TEXT EXTRACT:
The miss-step was not showing enough of the real thing.

Gay marriage threatens kids? Oh look.. here is a child of a gay couple who is totally..... normal and well balanced as a human being!

Oh look two men in their 60s who have been together for 40 years..... they are so......... um...... normal.

You get the gist.

Posted by: GT | Nov 5, 2008 10:50:54 AM

I hope you'll consider Massachusetts for your wedding. Don't let the hate in California force your hand.

Posted by: Mark | Nov 5, 2008 10:59:43 AM

In the face of the delusional brainwashing tool that is religion, I'm not sure there's anything that could have been done. It's a sad, pathetic fact that people would rather live their lives according to a bullshit book in the promise of some fairytale afterlife that preachers claim exists with absolute certainty, rather than simply living life trying to make the world a better place for humanity simply because we're human.

Posted by: Incognito | Nov 5, 2008 11:00:55 AM

Honestly, I think we were possibly too soft. So much of the No on 8 campaigning tried to appeal to a voter's emotions about love and partnership and "if two people love each other..." It sent the message or "aren't these gays so cute...why not let them marry?" It still seemed like such a choice. Do gays merit marriage? Have they earned it?

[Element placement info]
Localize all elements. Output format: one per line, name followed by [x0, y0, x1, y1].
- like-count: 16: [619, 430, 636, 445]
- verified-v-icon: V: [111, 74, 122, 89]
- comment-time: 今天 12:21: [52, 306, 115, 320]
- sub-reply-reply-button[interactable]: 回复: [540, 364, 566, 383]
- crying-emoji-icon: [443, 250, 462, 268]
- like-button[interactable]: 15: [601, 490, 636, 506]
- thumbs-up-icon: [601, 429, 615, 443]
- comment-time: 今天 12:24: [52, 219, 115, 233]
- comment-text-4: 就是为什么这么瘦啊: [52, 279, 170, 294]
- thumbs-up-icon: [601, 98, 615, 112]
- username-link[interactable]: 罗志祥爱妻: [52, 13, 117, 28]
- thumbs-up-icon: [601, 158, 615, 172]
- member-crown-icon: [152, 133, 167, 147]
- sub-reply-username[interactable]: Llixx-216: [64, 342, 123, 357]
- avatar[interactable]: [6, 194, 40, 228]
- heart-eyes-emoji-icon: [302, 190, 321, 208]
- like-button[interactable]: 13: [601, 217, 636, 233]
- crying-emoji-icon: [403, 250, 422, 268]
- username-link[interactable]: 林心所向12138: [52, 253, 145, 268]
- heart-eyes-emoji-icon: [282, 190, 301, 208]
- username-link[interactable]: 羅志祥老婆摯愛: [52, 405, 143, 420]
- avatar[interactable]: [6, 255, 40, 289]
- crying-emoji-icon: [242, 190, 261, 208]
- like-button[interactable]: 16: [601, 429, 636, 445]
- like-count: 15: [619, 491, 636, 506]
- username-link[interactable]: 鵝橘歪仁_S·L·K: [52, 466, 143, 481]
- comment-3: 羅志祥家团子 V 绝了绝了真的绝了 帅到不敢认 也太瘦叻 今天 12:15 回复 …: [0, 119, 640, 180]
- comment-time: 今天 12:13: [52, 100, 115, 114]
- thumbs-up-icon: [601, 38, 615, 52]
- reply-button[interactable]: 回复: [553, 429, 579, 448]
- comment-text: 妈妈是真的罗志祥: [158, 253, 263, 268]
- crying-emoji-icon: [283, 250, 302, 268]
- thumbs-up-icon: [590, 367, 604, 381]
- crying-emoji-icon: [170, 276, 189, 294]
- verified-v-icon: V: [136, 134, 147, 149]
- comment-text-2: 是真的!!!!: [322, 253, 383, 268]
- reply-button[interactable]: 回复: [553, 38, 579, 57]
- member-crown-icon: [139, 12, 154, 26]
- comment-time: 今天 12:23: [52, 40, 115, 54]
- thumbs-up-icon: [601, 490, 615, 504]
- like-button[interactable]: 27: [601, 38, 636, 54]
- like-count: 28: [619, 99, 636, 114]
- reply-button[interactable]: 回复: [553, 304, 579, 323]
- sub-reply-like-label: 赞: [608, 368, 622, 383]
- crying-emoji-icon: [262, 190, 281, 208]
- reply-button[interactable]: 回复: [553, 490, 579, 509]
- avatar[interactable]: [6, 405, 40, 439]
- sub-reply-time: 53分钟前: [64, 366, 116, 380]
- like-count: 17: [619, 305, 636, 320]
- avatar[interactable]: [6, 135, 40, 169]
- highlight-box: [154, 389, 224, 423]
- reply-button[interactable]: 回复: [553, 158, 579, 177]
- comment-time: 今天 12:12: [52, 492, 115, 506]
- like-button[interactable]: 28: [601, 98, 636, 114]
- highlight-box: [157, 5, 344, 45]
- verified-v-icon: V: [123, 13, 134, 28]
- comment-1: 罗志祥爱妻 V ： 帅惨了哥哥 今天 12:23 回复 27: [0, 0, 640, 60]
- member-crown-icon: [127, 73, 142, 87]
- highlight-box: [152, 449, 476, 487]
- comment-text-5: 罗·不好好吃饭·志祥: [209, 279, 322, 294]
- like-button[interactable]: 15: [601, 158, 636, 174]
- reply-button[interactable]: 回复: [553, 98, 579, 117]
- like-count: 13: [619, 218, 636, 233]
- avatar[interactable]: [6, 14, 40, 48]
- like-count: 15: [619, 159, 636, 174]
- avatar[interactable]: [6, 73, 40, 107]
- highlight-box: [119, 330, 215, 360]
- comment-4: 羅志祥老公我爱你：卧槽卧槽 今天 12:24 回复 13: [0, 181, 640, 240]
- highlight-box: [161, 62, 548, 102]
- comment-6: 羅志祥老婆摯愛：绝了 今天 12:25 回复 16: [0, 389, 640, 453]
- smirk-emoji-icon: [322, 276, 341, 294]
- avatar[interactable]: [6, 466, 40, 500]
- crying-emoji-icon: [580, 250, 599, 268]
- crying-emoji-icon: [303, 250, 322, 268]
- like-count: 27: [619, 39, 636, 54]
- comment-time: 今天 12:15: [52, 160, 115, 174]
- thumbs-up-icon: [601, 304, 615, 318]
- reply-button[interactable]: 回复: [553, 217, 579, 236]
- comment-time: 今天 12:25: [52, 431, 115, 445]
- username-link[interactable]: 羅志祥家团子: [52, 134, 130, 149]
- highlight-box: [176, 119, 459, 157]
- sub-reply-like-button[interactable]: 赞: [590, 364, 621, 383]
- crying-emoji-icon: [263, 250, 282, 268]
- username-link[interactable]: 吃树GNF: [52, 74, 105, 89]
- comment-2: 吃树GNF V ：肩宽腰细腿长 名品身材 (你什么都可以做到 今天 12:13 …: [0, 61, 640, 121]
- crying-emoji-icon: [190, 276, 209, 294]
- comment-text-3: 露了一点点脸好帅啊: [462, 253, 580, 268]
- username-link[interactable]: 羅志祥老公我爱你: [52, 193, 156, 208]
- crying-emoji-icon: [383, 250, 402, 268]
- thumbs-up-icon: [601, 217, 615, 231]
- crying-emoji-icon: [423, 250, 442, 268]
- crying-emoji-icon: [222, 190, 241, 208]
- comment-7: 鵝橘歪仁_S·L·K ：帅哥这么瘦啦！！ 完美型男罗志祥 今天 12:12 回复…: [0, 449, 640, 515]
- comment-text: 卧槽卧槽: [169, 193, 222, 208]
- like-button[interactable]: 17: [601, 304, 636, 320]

AIM: Write the next part of the comment thread on the No on 8 campaign, starting right after its final sentence. These entries aren't needed for anything here.

EXERCISE RESULT:
I really think it needs to be more explicit about how it's just plain wrong. The "it's unfair and it's wrong" ads were a step towards that, but they didn't really explain why. They focused on how it's wrong to take away someone's right, but I don't think they asserted why gay people had been given that right in the first place. I think a lot of voters might have just responded that it's not a right at all. We need to prove why it is and how it's akin to all other fundamental rights for racial groups and women.

Posted by: Eric L. | Nov 5, 2008 11:04:04 AM

Too much was spent to try to undo their lies....couldn't be done...after all the sky was falling! so no one listened to that. After reading all the wonderful stories in different Wedding Registries on HRC, EQCA etc...IT WAS OBVIOUS to anyone with a brain that we just had to get the STORIES out. I sent email, after email, after email to EQ CA about that, but they were too busy collectiing$$ to run HORRIBLE ads to pay attention to what was happening. I also blame ALL the CELEBRITES who only had to give a news conference and tell their stories, and their friends stories... after all, all those who are out in WEHO and SF could have been the ones to help. ELLEN should have had EVERY PROGRAM about a different couple and family...etc. PFLAG groups and GSA's should have been telling their stories.... ah well... still a shred of legal hope I guess. Sorry, again all.

Posted by: LOrion | Nov 5, 2008 11:26:56 AM

Back in 2006, I was one of the field organizers for Arizona Together (No on 107, which we barely won). We had a message that worked, but didn't work. We, like Florida with Prop 2, were up against an amendment with such sweeping language, it could have reasonably been used to hurt a lot of people, despite the fact that it was aimed specifically at the gay community. Our message focused on everybody, except the gay community. I remember discussing the flaws with one of my volunteers, who said to me, "You know, marginalizing a group that is already under direct attack is really disgusting." Indeed.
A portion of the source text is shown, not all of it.